**SET PROBLEM**
Print the entries verbatim, beginning with the first one and ending after the line containing "svg-text:C3M1: C3M1 bbox=[92, 122, 111, 129]".

**RECORDS FOR THIS TASK**
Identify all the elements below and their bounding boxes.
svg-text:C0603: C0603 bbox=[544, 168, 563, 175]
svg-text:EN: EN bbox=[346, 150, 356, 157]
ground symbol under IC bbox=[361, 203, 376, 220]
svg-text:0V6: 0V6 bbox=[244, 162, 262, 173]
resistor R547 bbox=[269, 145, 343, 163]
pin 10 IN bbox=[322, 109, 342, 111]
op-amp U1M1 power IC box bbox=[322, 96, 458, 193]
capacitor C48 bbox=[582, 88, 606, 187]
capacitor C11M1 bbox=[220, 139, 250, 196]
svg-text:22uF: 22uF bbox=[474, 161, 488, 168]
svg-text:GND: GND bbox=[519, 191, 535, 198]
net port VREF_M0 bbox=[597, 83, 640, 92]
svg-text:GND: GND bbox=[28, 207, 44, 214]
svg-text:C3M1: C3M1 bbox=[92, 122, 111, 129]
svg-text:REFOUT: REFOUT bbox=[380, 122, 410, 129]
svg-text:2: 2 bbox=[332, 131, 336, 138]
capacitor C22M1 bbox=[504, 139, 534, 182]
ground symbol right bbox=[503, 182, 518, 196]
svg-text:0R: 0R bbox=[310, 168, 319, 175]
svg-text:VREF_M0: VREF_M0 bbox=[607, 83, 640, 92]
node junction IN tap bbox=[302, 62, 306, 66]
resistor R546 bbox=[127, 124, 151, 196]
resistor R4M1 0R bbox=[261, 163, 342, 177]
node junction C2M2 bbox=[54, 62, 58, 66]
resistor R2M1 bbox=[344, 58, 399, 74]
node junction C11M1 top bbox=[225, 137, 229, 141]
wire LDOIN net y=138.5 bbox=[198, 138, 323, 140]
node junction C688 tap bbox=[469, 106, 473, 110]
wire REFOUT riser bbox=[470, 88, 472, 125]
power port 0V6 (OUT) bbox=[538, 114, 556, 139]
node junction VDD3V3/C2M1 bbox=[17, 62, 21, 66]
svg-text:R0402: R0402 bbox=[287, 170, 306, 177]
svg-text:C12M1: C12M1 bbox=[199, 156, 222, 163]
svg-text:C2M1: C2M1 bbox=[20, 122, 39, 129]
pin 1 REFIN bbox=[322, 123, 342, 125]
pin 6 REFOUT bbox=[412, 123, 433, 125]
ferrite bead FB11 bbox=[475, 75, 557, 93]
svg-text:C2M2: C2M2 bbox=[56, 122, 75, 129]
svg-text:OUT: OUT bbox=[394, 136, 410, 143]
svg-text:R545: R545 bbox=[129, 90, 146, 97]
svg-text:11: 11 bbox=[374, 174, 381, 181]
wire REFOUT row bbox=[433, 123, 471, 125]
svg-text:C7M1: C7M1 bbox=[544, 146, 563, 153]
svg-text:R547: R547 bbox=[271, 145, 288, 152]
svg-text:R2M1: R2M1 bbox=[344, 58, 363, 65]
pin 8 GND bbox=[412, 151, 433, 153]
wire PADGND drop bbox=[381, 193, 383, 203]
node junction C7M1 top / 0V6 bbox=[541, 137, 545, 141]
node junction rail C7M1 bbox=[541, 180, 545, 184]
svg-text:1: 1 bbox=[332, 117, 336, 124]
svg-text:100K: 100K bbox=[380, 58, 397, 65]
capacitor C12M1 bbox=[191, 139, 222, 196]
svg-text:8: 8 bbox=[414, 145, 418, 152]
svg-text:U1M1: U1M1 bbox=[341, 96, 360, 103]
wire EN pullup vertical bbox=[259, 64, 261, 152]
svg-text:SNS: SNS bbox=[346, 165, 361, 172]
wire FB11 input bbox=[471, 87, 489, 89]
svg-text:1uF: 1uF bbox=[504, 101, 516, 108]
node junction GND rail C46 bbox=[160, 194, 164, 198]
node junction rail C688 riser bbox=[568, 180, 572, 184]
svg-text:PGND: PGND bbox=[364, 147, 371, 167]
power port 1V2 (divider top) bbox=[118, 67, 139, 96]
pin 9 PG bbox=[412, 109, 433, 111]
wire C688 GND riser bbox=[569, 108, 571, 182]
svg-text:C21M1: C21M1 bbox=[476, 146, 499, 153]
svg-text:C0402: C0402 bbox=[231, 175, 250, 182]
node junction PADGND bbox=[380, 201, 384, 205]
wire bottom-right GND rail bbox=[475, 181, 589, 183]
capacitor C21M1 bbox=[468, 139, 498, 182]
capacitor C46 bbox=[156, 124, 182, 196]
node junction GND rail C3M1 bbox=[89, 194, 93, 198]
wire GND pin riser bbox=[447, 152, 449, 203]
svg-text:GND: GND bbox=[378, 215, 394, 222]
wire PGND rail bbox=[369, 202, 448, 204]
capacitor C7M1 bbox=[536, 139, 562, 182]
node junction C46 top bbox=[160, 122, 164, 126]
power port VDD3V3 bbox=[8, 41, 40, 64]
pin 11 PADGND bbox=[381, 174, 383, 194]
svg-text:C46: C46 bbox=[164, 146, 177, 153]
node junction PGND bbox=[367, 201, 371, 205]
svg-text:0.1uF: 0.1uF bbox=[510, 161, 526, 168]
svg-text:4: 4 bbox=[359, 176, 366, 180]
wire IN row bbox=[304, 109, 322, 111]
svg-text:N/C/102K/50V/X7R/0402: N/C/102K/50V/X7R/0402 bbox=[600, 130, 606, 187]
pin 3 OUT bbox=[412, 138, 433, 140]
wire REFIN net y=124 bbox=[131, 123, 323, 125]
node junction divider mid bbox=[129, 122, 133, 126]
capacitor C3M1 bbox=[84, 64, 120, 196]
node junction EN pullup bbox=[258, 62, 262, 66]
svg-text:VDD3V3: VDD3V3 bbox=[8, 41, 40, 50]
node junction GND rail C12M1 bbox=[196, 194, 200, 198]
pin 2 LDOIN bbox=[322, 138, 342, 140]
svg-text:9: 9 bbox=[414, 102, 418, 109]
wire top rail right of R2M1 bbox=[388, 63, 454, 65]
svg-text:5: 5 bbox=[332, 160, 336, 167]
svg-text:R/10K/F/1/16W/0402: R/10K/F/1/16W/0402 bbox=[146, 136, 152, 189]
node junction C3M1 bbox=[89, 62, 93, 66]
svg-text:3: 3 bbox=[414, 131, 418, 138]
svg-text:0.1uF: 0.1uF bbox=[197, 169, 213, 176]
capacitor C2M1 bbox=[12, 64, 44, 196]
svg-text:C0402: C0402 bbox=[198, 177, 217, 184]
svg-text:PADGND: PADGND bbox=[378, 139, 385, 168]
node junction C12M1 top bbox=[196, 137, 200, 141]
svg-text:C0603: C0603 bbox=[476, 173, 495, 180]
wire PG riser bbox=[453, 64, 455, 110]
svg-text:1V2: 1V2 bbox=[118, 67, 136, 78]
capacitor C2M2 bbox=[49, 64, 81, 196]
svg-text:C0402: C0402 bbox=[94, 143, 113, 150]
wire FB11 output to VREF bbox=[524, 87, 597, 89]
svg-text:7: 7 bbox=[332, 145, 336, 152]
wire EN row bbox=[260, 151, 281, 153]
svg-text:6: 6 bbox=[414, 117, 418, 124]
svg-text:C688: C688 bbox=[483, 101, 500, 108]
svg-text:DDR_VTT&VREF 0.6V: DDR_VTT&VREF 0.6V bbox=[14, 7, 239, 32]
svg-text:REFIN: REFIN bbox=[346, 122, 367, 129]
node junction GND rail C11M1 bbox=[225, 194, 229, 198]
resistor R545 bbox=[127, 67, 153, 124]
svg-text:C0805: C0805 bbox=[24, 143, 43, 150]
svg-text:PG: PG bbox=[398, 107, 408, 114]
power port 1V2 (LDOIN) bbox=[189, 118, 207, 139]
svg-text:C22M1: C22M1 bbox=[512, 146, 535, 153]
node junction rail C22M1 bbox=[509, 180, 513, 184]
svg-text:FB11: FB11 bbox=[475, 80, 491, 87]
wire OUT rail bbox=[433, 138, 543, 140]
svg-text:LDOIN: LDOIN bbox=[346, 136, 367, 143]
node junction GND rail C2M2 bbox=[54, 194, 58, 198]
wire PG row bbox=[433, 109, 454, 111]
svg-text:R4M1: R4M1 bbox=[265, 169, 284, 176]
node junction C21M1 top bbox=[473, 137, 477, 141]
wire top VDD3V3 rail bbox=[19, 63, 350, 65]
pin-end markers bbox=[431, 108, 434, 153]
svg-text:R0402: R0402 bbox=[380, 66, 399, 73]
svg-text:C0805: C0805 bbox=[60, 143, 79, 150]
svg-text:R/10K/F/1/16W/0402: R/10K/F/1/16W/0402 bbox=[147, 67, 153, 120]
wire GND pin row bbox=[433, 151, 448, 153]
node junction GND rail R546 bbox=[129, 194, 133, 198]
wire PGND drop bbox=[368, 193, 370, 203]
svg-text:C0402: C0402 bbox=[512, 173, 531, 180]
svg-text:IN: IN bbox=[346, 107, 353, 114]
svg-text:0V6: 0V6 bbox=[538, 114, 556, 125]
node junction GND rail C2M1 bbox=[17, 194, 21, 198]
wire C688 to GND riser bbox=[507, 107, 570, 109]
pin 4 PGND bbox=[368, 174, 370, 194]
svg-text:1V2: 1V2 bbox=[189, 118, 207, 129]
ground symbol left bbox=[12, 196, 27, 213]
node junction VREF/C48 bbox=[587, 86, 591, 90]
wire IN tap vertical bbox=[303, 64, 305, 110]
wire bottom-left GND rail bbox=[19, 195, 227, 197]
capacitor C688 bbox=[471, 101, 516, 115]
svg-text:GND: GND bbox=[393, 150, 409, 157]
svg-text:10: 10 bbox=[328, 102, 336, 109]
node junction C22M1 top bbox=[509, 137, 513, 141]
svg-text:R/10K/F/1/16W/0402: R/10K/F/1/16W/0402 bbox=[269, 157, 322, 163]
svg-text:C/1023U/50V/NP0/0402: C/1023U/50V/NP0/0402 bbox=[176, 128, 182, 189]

**WRITTEN SOLUTION**
Identify all the elements below and their bounding boxes.
svg-text:C0603: C0603 bbox=[544, 168, 563, 175]
svg-text:EN: EN bbox=[346, 150, 356, 157]
ground symbol under IC bbox=[361, 203, 376, 220]
svg-text:0V6: 0V6 bbox=[244, 162, 262, 173]
resistor R547 bbox=[269, 145, 343, 163]
pin 10 IN bbox=[322, 109, 342, 111]
op-amp U1M1 power IC box bbox=[322, 96, 458, 193]
capacitor C48 bbox=[582, 88, 606, 187]
capacitor C11M1 bbox=[220, 139, 250, 196]
svg-text:22uF: 22uF bbox=[474, 161, 488, 168]
svg-text:GND: GND bbox=[519, 191, 535, 198]
net port VREF_M0 bbox=[597, 83, 640, 92]
svg-text:GND: GND bbox=[28, 207, 44, 214]
svg-text:C3M1: C3M1 bbox=[92, 122, 111, 129]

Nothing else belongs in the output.